TASK DIRECTIONS
Examine the entries and show every line in which the word "Утвердить" is found.

Records from a collection
---*---

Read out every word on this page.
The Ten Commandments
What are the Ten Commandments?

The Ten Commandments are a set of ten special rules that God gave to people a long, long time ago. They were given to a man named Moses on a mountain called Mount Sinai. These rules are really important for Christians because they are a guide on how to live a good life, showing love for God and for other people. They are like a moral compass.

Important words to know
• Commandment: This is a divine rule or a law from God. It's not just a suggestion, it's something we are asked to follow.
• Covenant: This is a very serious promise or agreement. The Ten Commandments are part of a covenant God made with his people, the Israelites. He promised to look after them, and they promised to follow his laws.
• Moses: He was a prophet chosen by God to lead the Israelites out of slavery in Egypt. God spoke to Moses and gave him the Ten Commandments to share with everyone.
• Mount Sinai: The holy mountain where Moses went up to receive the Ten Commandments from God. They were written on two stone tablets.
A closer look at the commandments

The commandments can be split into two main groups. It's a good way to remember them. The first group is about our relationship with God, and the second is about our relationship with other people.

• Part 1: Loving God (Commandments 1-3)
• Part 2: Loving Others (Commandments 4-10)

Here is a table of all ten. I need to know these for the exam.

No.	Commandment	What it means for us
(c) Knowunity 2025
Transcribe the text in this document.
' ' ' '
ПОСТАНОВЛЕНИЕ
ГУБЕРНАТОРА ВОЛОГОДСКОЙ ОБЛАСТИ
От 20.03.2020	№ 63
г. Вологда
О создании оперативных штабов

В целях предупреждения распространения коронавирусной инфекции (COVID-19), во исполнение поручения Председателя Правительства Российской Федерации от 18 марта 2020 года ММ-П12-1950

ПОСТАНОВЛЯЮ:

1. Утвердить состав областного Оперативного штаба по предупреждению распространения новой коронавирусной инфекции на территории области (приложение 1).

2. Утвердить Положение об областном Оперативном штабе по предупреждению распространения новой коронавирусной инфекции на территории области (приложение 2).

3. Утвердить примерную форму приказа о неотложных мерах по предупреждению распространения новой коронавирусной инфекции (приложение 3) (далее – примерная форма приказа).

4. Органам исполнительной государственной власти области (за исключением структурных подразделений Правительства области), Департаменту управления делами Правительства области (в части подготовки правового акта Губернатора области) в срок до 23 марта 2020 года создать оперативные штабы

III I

---*---

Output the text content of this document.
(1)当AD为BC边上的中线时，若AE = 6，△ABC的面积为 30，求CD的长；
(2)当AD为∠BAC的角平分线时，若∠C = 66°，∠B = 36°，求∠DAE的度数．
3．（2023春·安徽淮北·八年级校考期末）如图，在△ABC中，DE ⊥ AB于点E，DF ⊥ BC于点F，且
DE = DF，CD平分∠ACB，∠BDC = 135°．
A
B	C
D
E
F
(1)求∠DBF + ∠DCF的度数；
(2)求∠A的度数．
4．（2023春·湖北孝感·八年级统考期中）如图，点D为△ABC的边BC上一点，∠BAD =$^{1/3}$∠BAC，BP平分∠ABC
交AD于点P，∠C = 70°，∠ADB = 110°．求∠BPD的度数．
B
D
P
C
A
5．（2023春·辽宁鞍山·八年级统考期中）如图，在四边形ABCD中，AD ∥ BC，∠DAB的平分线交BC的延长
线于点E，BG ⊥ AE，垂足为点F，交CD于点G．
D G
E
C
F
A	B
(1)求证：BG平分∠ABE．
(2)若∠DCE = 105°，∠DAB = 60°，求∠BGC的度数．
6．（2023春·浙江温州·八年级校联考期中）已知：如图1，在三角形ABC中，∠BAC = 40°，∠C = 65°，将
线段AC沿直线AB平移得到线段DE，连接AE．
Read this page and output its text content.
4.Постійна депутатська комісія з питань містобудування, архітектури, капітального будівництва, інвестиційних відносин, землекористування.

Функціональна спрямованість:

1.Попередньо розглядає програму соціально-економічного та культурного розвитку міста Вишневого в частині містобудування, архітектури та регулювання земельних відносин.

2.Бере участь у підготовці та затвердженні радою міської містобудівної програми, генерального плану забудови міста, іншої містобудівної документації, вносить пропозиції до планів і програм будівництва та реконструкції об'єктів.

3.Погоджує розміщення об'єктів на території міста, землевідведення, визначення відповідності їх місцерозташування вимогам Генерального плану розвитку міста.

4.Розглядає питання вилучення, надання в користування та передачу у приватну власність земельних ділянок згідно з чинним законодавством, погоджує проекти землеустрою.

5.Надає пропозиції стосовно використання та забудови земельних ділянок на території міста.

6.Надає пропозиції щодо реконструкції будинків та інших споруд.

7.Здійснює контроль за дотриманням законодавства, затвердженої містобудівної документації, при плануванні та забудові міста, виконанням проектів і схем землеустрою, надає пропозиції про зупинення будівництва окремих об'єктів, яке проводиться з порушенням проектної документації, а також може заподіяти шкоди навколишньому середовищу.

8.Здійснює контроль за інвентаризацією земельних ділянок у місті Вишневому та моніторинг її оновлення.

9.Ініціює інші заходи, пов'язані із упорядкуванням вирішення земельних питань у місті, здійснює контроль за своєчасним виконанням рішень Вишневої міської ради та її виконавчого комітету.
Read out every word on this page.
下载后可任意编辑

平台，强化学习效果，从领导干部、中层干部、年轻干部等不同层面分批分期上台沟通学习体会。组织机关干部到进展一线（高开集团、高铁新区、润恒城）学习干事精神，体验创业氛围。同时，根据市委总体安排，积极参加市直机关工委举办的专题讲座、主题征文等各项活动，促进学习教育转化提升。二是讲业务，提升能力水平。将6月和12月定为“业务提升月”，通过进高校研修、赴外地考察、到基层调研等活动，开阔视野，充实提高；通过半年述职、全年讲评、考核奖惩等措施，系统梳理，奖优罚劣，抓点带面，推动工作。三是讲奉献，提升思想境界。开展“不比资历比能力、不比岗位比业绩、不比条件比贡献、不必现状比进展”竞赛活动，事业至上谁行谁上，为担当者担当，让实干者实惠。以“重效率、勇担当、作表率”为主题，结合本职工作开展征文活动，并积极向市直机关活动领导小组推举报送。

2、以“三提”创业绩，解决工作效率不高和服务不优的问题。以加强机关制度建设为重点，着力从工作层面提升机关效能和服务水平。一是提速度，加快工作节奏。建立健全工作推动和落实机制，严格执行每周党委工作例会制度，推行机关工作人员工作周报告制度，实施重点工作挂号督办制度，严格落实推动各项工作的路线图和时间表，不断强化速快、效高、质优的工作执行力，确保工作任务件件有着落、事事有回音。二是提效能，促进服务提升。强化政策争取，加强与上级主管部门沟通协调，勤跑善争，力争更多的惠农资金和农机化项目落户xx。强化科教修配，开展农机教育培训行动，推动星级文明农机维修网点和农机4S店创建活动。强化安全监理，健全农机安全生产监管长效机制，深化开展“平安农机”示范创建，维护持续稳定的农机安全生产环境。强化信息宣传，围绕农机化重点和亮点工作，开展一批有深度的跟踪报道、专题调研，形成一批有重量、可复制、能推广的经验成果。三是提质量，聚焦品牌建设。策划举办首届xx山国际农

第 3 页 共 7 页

---*---

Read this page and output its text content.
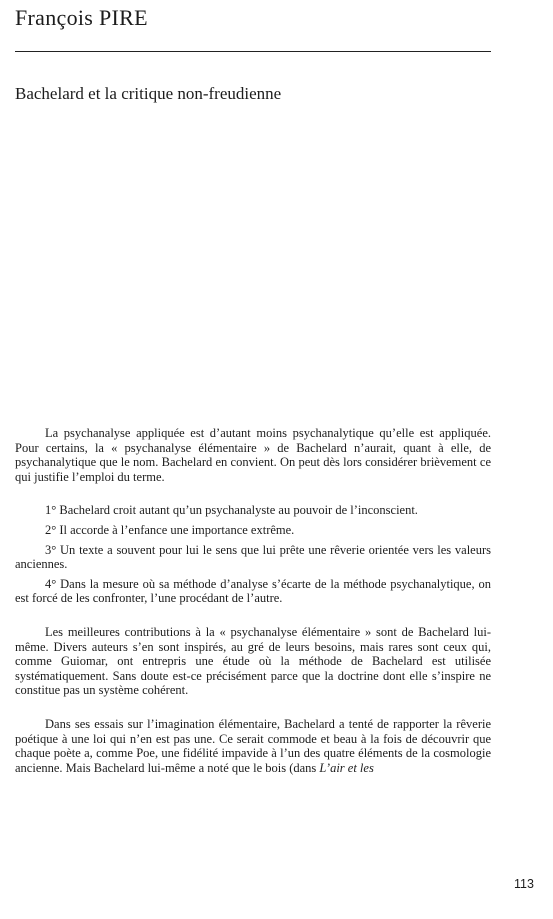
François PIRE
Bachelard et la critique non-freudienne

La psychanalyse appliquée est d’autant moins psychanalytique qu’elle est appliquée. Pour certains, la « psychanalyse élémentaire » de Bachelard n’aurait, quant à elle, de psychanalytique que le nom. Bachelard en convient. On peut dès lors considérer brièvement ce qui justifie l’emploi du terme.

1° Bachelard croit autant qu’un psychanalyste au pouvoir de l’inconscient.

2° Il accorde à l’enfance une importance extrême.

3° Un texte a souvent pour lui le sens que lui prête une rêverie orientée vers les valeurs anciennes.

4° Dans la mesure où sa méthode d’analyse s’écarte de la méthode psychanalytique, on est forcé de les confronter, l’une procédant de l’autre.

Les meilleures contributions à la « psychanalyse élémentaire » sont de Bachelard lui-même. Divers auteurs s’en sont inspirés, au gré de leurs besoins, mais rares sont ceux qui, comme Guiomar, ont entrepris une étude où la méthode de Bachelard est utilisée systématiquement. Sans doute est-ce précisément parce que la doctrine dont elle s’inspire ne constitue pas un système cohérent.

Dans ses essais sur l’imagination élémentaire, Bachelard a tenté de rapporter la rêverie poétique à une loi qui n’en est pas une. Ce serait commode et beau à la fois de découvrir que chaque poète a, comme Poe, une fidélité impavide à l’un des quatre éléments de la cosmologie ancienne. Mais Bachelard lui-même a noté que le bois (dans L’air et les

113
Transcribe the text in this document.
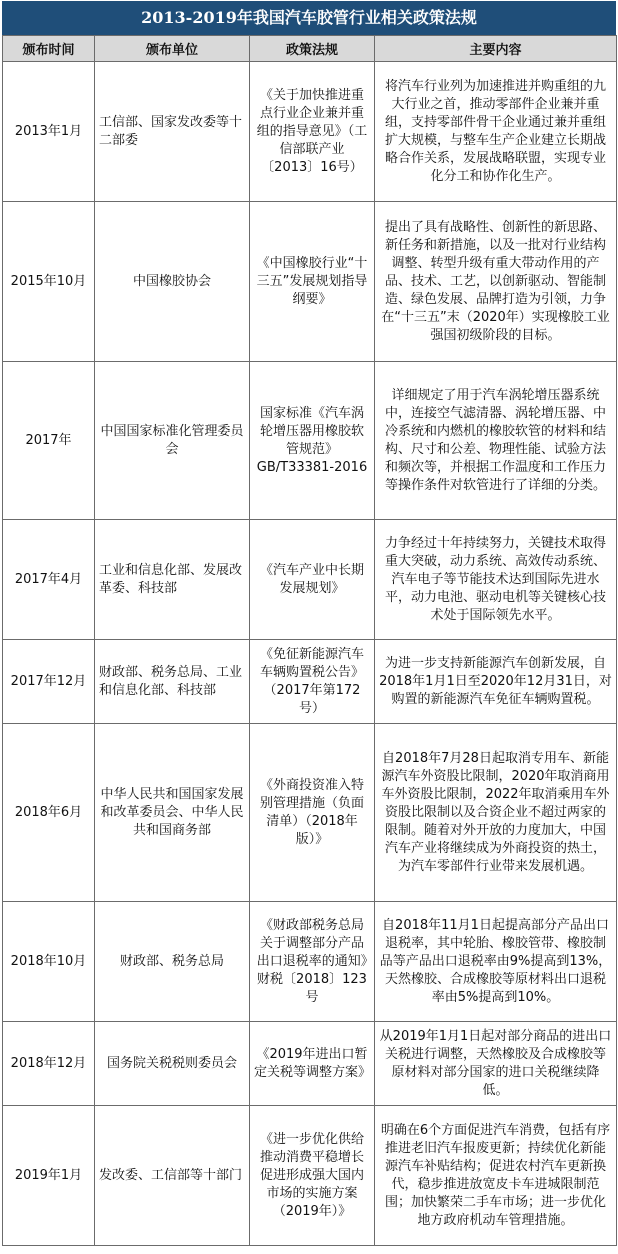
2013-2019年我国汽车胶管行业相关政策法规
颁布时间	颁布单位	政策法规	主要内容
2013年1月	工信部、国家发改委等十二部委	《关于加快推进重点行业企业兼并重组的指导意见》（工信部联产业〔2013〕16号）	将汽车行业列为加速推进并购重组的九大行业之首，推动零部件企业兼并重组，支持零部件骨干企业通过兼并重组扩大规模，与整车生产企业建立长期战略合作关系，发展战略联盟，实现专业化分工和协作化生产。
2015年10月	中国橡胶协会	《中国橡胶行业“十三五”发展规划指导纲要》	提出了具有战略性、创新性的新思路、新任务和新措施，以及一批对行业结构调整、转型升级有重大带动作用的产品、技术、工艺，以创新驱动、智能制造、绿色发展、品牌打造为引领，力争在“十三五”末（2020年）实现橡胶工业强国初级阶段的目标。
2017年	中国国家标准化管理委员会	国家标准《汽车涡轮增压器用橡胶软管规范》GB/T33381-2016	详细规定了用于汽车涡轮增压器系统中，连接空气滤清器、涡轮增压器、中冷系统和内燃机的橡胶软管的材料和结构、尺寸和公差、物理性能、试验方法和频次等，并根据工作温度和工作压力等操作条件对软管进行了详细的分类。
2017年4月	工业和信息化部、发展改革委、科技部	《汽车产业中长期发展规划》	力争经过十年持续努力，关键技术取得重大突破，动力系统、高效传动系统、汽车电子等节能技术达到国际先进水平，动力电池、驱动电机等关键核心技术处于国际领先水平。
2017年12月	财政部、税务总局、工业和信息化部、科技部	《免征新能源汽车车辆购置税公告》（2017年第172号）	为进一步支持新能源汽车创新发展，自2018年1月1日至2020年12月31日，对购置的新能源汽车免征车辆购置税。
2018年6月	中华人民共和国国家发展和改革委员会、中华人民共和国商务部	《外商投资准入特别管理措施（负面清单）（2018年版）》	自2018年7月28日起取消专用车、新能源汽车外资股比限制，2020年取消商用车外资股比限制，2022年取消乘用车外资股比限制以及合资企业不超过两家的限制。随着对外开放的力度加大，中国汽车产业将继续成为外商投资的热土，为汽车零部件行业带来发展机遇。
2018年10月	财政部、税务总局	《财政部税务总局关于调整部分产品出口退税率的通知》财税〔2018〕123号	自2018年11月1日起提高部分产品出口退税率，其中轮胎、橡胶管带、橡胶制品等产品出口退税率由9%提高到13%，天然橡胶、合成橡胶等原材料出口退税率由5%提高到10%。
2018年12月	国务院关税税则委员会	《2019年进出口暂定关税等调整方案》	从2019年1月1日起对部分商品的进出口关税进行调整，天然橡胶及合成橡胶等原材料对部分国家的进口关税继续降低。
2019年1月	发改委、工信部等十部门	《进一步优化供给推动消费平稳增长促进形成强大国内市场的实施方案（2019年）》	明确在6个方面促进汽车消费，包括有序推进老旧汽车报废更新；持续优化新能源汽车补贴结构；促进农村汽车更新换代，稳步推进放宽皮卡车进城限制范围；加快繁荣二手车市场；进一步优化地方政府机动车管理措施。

---*---

EXERCISE SOLUTION
1. Утвердить состав областного Оперативного штаба по предупреждению распространения новой коронавирусной инфекции на территории области (приложение 1).
2. Утвердить Положение об областном Оперативном штабе по предупреждению распространения новой коронавирусной инфекции на территории области (приложение 2).
3. Утвердить примерную форму приказа о неотложных мерах по предупреждению распространения новой коронавирусной инфекции (приложение 3) (далее – примерная форма приказа).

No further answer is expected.